- **AUFGABE**
Stimmen diese Aussagen mit dem Blogbeitrag überein? 1. Der Blogbeitrag nennt «Autotelie» einen griechischen Ausdruck. 2. Der Blogbeitrag handelt von Autozubehör. 3. Laut Blogbeitrag eignet sich ein PickUp gut, um in der Stadt schnell einen Parkplatz zu finden. Antworte zu jeder Aussage mit Ja oder Nein und zitiere die entscheidenden Worte wörtlich.

- **TEXTAUSZUG**
----
UI… ujujuj… oder «pfui»? Wenn das User Interface gegen uns arbeitet

Nicht alles, was sich technisch umsetzen lässt, ist auch wirklich userfreundlich. Web-Experte Alex Kereszturi zeigt uns 3 User-Interface-Features, bei denen sich ein wohlüberlegter Einsatz lohnt.

Autor/in Alex Kereszturi
Datum 04.12.2019
Lesezeit 9 Minuten

Meine Französischkenntnisse haben zwar gerade mal so gereicht, die Maturitätsprüfungen zu bestehen, aber auf eines war ich schon als Teenager stolz: ich wusste, was «l’art pour l’art» bedeutet. Die Kunst um der Kunst willen.

Mit dem griechischen Ausdruck «Autotelie» könnte man das in einem Wort zusammenfassen. Wahrscheinlich würden viele aber Auto-Teile lesen und wären dann von folgendem Inhalt leicht enttäuscht.

In diesem Blog-Beitrag geht es nämlich nicht um Autozubehör – auch wenn sich da gute Analogien finden lassen würden – , sondern um gute bzw. nicht so gute User-Interface-Elemente.

Mache Entwickler bauen nämich UI-Elemente einfach um der UI-Elemente-Willen in ihre Anwendungen ein. Warum das keinen Sinn macht und ein paar entsprechende Fehl-Überlegungen als Negativbeispiele gibt’s in diesem Blogbeitrag.

Erst einmal das Problem: Wie definiert man «gut»?

Um hier nicht ins Philosophische abzuschweifen, mache ich es kurz: Wie «gut» definiert ist, hängt einzig und allein davon ab, wie es definiert wird. Das klingt jetzt etwas blöd, ist aber tatsächlich so.

Machen wir ein Beispiel: Wollen Sie ein «gutes» Auto kaufen, dann sind Sie alleine die Person, die definiert, was «gut» genau ist! Ist «gut» für Sie ein sparsames Auto oder eines mit vielen Sitzplätzen? Wollen Sie lieber einen Diesel oder ein Elektroauto? Wenn Sie viele und schwere Waren zu transportieren haben, ist ein PickUp «gut». Wenn Sie in der Stadt schnell und wendig einen Parkplatz finden wollen, ist ein PickUp eher «nicht gut» geeignet.
----
- **ROHDATEN**

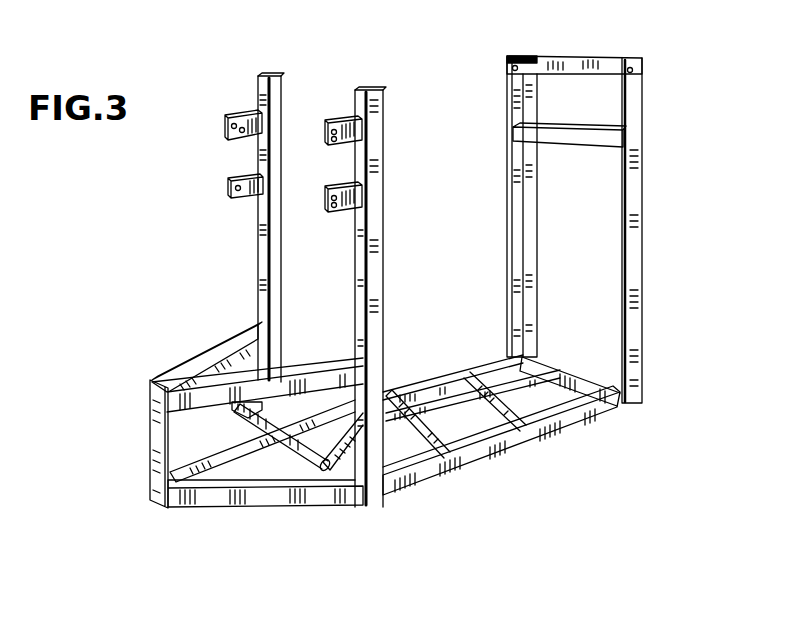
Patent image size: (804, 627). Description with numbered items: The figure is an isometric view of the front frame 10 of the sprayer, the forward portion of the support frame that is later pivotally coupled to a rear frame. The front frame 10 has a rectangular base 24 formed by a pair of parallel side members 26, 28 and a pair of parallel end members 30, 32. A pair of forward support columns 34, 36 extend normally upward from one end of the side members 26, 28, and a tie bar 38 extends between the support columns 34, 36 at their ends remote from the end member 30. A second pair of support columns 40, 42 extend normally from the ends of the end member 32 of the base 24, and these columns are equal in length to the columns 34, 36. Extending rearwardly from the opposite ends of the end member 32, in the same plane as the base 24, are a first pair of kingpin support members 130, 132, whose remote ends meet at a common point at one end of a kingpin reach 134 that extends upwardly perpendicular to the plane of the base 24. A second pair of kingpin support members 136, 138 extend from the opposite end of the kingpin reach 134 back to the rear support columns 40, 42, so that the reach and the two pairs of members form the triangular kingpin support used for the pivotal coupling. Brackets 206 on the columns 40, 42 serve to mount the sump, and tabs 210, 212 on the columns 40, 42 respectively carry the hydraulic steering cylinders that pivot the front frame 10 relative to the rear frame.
----
- **ANTWORT**
1. Ja: «Mit dem griechischen Ausdruck «Autotelie» könnte man das in einem Wort zusammenfassen.»
2. Nein: «In diesem Blog-Beitrag geht es nämlich nicht um Autozubehör»
3. Nein: «Wenn Sie in der Stadt schnell und wendig einen Parkplatz finden wollen, ist ein PickUp eher «nicht gut» geeignet.»